* begin DATA LINES *

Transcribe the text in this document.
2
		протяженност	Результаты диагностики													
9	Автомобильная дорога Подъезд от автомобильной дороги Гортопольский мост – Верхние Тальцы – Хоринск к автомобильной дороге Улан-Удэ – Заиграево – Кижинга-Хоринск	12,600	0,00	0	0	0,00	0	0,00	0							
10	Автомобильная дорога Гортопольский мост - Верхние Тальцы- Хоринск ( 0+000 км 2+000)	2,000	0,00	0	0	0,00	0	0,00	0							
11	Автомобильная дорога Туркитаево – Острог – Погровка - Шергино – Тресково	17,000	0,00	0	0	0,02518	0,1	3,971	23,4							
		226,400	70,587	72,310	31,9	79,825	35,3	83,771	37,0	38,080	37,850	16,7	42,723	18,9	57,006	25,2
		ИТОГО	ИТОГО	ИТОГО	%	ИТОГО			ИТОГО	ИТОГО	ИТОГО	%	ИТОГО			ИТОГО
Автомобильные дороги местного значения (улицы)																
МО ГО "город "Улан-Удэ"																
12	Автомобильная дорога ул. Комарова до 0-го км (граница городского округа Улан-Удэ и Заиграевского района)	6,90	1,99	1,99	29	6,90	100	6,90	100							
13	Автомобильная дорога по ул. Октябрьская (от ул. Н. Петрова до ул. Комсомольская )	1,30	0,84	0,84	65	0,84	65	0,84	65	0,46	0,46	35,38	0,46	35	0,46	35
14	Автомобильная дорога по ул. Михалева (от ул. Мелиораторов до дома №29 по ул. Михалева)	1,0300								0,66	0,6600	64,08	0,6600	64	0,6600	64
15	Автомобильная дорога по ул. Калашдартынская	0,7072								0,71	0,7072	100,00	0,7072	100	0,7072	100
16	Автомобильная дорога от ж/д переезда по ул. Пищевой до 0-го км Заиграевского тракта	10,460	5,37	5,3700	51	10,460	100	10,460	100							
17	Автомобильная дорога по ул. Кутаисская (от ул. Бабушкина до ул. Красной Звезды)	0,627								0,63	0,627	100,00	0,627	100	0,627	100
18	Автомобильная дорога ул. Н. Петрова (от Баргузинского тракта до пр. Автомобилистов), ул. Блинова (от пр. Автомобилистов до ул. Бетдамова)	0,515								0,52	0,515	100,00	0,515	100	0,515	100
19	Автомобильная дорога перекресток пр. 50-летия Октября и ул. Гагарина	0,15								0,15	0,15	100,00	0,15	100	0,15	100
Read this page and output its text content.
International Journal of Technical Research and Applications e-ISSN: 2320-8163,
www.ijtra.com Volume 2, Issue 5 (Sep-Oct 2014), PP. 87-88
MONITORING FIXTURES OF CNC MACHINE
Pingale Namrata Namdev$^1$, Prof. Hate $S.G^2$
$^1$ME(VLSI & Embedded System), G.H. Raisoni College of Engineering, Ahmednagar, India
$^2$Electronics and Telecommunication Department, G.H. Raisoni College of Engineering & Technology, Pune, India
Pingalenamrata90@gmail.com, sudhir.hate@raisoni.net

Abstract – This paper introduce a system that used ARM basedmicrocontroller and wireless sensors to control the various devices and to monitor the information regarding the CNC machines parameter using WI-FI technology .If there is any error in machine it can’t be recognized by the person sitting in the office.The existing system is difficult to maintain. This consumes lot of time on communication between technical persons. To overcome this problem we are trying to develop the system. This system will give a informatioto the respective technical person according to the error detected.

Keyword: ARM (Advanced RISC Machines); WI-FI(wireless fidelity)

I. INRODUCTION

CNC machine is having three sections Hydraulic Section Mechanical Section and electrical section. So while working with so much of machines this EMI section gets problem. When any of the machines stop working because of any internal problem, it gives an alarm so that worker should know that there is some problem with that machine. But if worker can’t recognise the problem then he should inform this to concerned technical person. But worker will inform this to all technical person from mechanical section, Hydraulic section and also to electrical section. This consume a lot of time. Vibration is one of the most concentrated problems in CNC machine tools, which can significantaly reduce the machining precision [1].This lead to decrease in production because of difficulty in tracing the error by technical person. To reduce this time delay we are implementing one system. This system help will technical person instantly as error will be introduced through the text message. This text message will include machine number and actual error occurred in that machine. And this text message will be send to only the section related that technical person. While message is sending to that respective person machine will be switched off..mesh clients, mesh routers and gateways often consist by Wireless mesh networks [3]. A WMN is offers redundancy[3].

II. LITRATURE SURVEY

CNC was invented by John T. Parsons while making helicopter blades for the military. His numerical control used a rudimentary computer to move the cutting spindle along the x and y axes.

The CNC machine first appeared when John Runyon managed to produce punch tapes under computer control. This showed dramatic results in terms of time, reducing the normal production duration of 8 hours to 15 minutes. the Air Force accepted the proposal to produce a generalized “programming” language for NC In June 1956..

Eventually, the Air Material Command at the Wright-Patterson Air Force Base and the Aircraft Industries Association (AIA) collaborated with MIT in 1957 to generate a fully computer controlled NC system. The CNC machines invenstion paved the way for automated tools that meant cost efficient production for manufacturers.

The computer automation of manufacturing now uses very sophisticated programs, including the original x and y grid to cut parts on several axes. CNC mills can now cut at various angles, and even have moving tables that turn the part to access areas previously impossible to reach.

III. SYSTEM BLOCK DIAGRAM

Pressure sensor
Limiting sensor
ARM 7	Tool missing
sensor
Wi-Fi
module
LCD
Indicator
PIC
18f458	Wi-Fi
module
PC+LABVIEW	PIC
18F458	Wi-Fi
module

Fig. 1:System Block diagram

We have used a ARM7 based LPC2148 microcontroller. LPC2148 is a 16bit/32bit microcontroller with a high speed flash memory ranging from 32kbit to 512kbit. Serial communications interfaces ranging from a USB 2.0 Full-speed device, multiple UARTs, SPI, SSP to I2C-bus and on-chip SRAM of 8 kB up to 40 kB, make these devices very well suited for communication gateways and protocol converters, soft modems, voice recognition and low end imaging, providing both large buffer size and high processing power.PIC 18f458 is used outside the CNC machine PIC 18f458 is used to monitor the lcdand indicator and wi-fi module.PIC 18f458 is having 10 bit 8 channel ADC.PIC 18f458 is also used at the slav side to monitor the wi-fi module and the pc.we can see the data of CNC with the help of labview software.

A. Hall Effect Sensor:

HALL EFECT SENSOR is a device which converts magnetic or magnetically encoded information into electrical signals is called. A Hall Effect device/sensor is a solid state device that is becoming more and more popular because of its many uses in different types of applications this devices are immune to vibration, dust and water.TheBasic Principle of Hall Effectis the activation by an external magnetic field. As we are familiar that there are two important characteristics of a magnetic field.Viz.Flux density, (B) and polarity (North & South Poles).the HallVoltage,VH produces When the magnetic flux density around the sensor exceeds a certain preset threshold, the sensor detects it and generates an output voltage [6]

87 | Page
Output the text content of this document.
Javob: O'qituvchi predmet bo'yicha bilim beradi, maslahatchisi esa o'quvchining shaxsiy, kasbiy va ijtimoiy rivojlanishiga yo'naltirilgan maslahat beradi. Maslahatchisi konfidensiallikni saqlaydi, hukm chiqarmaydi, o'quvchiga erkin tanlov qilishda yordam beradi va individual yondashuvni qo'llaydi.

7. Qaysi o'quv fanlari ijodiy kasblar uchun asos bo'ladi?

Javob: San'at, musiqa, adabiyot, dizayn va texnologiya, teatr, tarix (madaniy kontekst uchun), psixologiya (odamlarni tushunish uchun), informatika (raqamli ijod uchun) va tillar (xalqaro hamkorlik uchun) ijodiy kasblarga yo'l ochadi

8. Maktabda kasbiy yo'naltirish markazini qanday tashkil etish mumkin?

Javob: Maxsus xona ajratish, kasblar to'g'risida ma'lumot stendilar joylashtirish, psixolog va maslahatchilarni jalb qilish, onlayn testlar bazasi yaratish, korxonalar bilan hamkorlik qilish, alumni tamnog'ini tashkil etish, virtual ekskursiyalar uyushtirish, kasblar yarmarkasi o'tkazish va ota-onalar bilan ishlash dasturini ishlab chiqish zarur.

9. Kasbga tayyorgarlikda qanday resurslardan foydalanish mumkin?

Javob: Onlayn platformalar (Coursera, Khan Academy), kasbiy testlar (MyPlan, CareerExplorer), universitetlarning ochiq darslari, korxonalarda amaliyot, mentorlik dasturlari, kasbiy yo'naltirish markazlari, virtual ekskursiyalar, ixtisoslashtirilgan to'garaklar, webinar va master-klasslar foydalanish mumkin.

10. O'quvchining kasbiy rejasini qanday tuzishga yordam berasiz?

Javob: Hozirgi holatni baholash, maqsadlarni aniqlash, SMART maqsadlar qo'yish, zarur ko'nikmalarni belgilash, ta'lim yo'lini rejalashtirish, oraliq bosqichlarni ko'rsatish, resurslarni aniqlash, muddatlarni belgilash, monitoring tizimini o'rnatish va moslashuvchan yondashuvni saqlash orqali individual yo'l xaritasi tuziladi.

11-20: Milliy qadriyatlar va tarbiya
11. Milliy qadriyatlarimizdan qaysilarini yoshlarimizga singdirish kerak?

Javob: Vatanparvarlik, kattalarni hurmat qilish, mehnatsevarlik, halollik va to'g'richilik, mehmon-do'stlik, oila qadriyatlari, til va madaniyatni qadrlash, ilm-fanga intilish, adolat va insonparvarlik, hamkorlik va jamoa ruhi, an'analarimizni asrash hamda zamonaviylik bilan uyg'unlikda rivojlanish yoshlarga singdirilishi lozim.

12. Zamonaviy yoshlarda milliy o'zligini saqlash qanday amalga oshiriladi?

* end DATA LINES *

Scan the material and collect every line that contains "yordam".

Javob: O'qituvchi predmet bo'yicha bilim beradi, maslahatchisi esa o'quvchining shaxsiy, kasbiy va ijtimoiy rivojlanishiga yo'naltirilgan maslahat beradi. Maslahatchisi konfidensiallikni saqlaydi, hukm chiqarmaydi, o'quvchiga erkin tanlov qilishda yordam beradi va individual yondashuvni qo'llaydi.
10. O'quvchining kasbiy rejasini qanday tuzishga yordam berasiz?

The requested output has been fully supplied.